Short problem => Pull each line containing "справки" out of the data and copy it.

Lines of data =>
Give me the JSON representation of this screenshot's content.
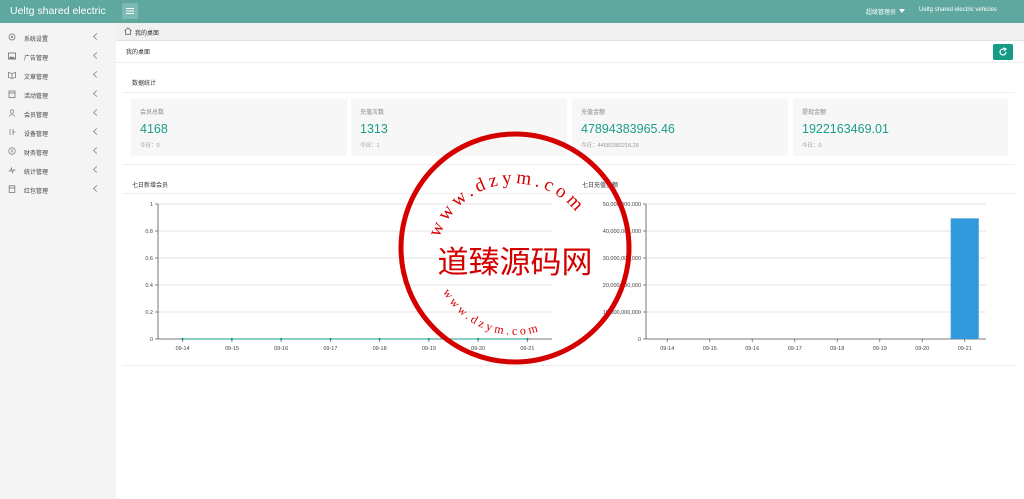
{
  "header": {
    "brand": "Ueltg shared electric",
    "admin_label": "超级管理员",
    "company": "Ueltg shared electric vehicles"
  },
  "sidebar": {
    "items": [
      {
        "label": "系统设置",
        "icon": "gear-icon"
      },
      {
        "label": "广告管理",
        "icon": "image-icon"
      },
      {
        "label": "文章管理",
        "icon": "book-icon"
      },
      {
        "label": "活动管理",
        "icon": "calendar-icon"
      },
      {
        "label": "会员管理",
        "icon": "user-icon"
      },
      {
        "label": "设备管理",
        "icon": "device-icon"
      },
      {
        "label": "财务管理",
        "icon": "money-icon"
      },
      {
        "label": "统计管理",
        "icon": "chart-line-icon"
      },
      {
        "label": "红包管理",
        "icon": "redpacket-icon"
      }
    ]
  },
  "breadcrumb": {
    "home": "我的桌面"
  },
  "page": {
    "title": "我的桌面"
  },
  "stats_section": {
    "title": "数据统计"
  },
  "stats": [
    {
      "label": "会员总数",
      "value": "4168",
      "today": "今日：0"
    },
    {
      "label": "充值次数",
      "value": "1313",
      "today": "今日：1"
    },
    {
      "label": "充值金额",
      "value": "47894383965.46",
      "today": "今日：44682082216.26"
    },
    {
      "label": "提现金额",
      "value": "1922163469.01",
      "today": "今日：0"
    }
  ],
  "colors": {
    "accent": "#1b9e8a",
    "header": "#5ea8a0",
    "bar": "#3399dd"
  },
  "chart_data": [
    {
      "type": "line",
      "title": "七日新增会员",
      "categories": [
        "09-14",
        "09-15",
        "09-16",
        "09-17",
        "09-18",
        "09-19",
        "09-20",
        "09-21"
      ],
      "yticks": [
        "0",
        "0.2",
        "0.4",
        "0.6",
        "0.8",
        "1"
      ],
      "ylim": [
        0,
        1
      ],
      "values": [
        0,
        0,
        0,
        0,
        0,
        0,
        0,
        0
      ]
    },
    {
      "type": "bar",
      "title": "七日充值金额",
      "categories": [
        "09-14",
        "09-15",
        "09-16",
        "09-17",
        "09-18",
        "09-19",
        "09-20",
        "09-21"
      ],
      "yticks": [
        "0",
        "10,000,000,000",
        "20,000,000,000",
        "30,000,000,000",
        "40,000,000,000",
        "50,000,000,000"
      ],
      "ylim": [
        0,
        50000000000
      ],
      "values": [
        0,
        0,
        0,
        0,
        0,
        0,
        0,
        44682082216.26
      ]
    }
  ],
  "watermark": {
    "text": "道臻源码网",
    "ring_top": "www.dzym.com",
    "ring_bottom": "www.dzym.com"
  }
}
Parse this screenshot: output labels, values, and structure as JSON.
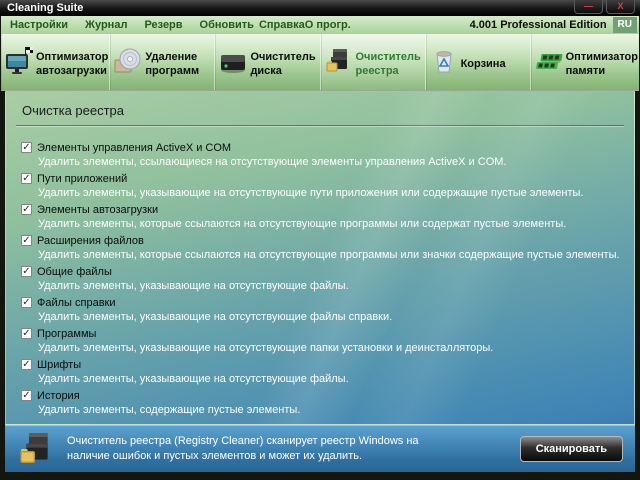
{
  "window": {
    "title": "Cleaning Suite",
    "minimize_label": "—",
    "close_label": "X"
  },
  "menu": {
    "items": [
      "Настройки",
      "Журнал",
      "Резерв",
      "Обновить",
      "Справка",
      "О прогр."
    ],
    "edition": "4.001 Professional Edition",
    "language": "RU"
  },
  "tabs": [
    {
      "label": "Оптимизатор автозагрузки",
      "icon": "startup-optimizer-icon",
      "active": false
    },
    {
      "label": "Удаление программ",
      "icon": "uninstall-icon",
      "active": false
    },
    {
      "label": "Очиститель диска",
      "icon": "disk-cleaner-icon",
      "active": false
    },
    {
      "label": "Очиститель реестра",
      "icon": "registry-cleaner-icon",
      "active": true
    },
    {
      "label": "Корзина",
      "icon": "recycle-bin-icon",
      "active": false
    },
    {
      "label": "Оптимизатор памяти",
      "icon": "memory-optimizer-icon",
      "active": false
    }
  ],
  "content": {
    "heading": "Очистка реестра",
    "items": [
      {
        "label": "Элементы управления ActiveX и COM",
        "description": "Удалить элементы, ссылающиеся на отсутствующие элементы управления ActiveX и COM.",
        "checked": true
      },
      {
        "label": "Пути приложений",
        "description": "Удалить элементы, указывающие на отсутствующие пути приложения или содержащие пустые элементы.",
        "checked": true
      },
      {
        "label": "Элементы автозагрузки",
        "description": "Удалить элементы, которые ссылаются на отсутствующие программы или содержат пустые элементы.",
        "checked": true
      },
      {
        "label": "Расширения файлов",
        "description": "Удалить элементы, которые ссылаются на отсутствующие программы или значки содержащие пустые элементы.",
        "checked": true
      },
      {
        "label": "Общие файлы",
        "description": "Удалить элементы, указывающие на отсутствующие файлы.",
        "checked": true
      },
      {
        "label": "Файлы справки",
        "description": "Удалить элементы, указывающие на отсутствующие файлы справки.",
        "checked": true
      },
      {
        "label": "Программы",
        "description": "Удалить элементы, указывающие на отсутствующие папки установки и деинсталляторы.",
        "checked": true
      },
      {
        "label": "Шрифты",
        "description": "Удалить элементы, указывающие на отсутствующие файлы.",
        "checked": true
      },
      {
        "label": "История",
        "description": "Удалить элементы, содержащие пустые элементы.",
        "checked": true
      }
    ]
  },
  "footer": {
    "description": "Очиститель реестра (Registry Cleaner) сканирует реестр Windows на наличие ошибок и пустых элементов и может их удалить.",
    "scan_button": "Сканировать"
  },
  "colors": {
    "accent_green": "#2e7d32",
    "menu_text_green": "#215c1c",
    "footer_background": "#32739f",
    "description_text": "#ffffff",
    "button_face": "#1c1c1c"
  }
}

Response below =>
        "label": "Файлы справки",
        "description": "Удалить элементы, указывающие на отсутствующие файлы справки.",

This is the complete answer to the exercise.